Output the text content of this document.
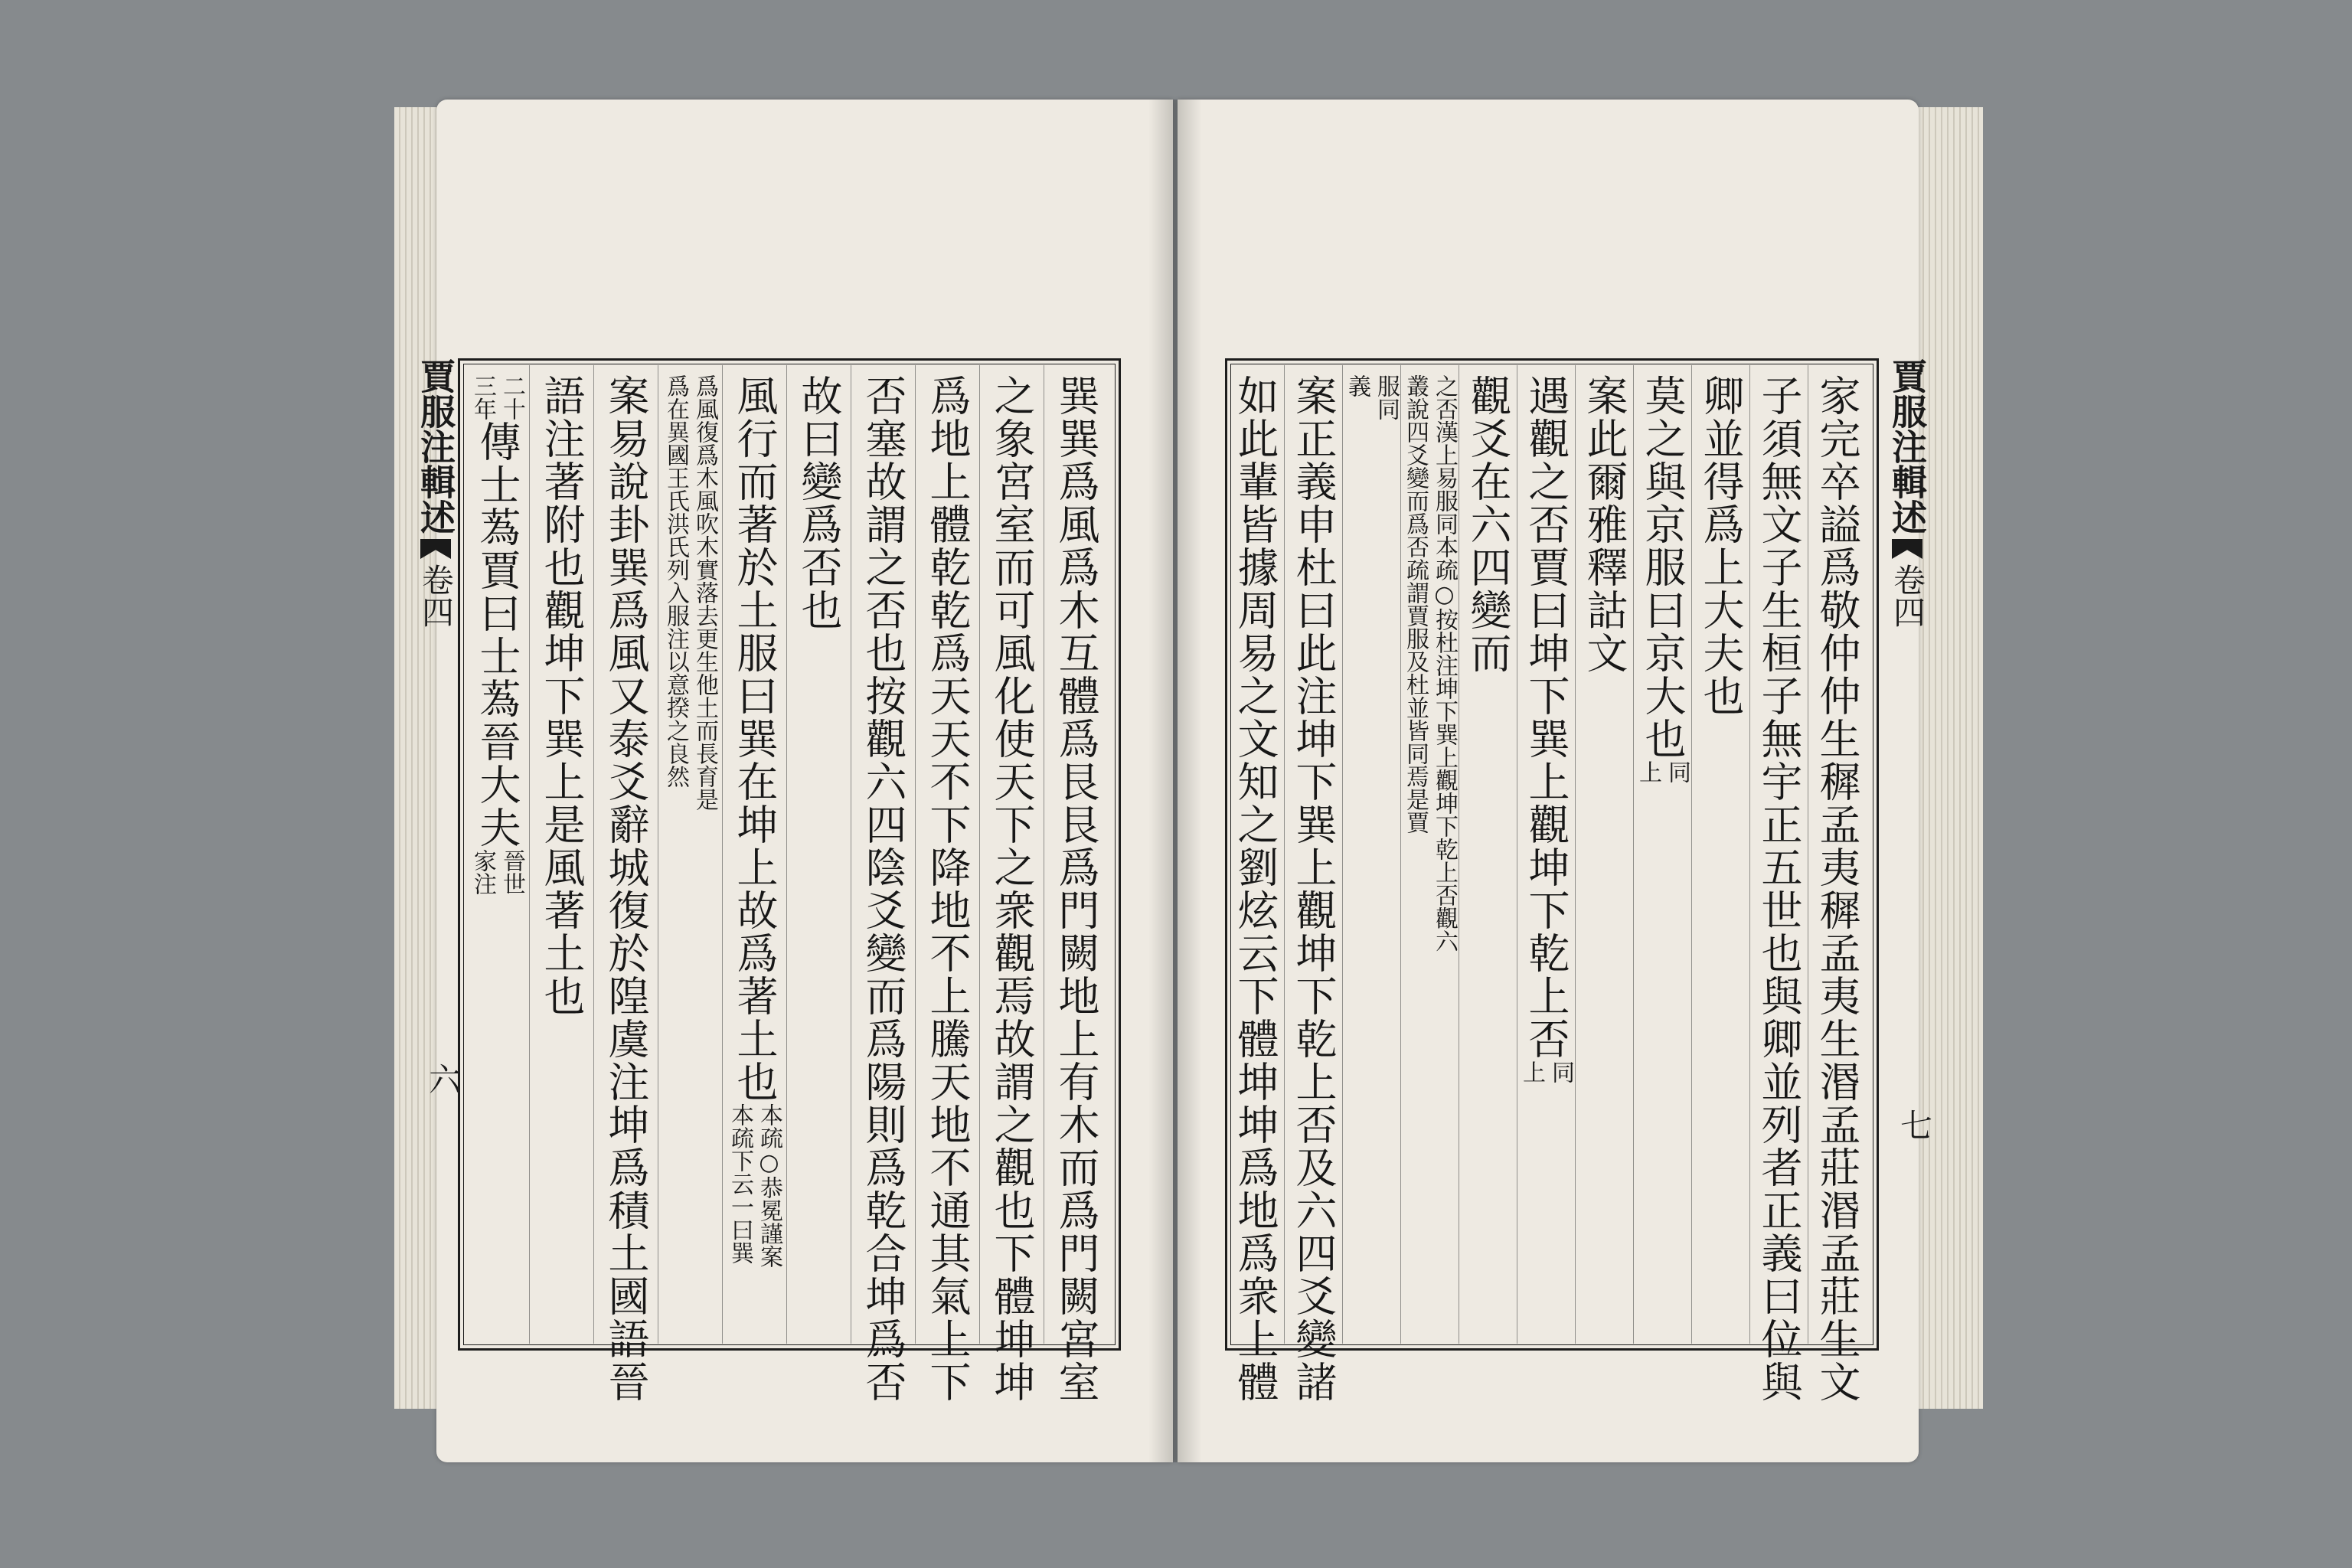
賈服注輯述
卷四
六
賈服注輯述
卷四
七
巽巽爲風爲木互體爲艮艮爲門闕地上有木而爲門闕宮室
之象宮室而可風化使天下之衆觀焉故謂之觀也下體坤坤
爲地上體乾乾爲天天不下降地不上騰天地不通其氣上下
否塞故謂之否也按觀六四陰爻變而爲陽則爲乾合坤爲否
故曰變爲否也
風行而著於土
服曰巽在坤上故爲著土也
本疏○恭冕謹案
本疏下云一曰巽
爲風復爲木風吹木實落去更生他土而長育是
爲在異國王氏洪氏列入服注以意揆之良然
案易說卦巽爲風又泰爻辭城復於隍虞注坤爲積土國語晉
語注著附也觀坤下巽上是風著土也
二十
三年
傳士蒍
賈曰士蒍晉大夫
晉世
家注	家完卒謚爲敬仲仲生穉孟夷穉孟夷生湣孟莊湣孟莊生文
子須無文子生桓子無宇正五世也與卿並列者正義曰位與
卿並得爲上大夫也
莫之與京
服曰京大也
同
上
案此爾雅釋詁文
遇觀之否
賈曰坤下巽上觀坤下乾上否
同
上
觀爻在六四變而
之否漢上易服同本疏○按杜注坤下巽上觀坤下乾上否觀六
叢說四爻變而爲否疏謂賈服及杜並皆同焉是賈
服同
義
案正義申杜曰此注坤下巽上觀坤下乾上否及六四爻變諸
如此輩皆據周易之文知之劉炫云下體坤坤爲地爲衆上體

WHAT THIS TASK INVOLVES: Make a verbatim copy of all the entries and strip out the pictures.

EXERCISE RESULT:
Output the text content of this document.
賈服注輯述
卷四
六
賈服注輯述
卷四
七
巽巽爲風爲木互體爲艮艮爲門闕地上有木而爲門闕宮室
之象宮室而可風化使天下之衆觀焉故謂之觀也下體坤坤
爲地上體乾乾爲天天不下降地不上騰天地不通其氣上下
否塞故謂之否也按觀六四陰爻變而爲陽則爲乾合坤爲否
故曰變爲否也
風行而著於土
服曰巽在坤上故爲著土也
本疏○恭冕謹案
本疏下云一曰巽
爲風復爲木風吹木實落去更生他土而長育是
爲在異國王氏洪氏列入服注以意揆之良然
案易說卦巽爲風又泰爻辭城復於隍虞注坤爲積土國語晉
語注著附也觀坤下巽上是風著土也
二十
三年
傳士蒍
賈曰士蒍晉大夫
晉世
家注	家完卒謚爲敬仲仲生穉孟夷穉孟夷生湣孟莊湣孟莊生文
子須無文子生桓子無宇正五世也與卿並列者正義曰位與
卿並得爲上大夫也
莫之與京
服曰京大也
同
上
案此爾雅釋詁文
遇觀之否
賈曰坤下巽上觀坤下乾上否
同
上
觀爻在六四變而
之否漢上易服同本疏○按杜注坤下巽上觀坤下乾上否觀六
叢說四爻變而爲否疏謂賈服及杜並皆同焉是賈
服同
義
案正義申杜曰此注坤下巽上觀坤下乾上否及六四爻變諸
如此輩皆據周易之文知之劉炫云下體坤坤爲地爲衆上體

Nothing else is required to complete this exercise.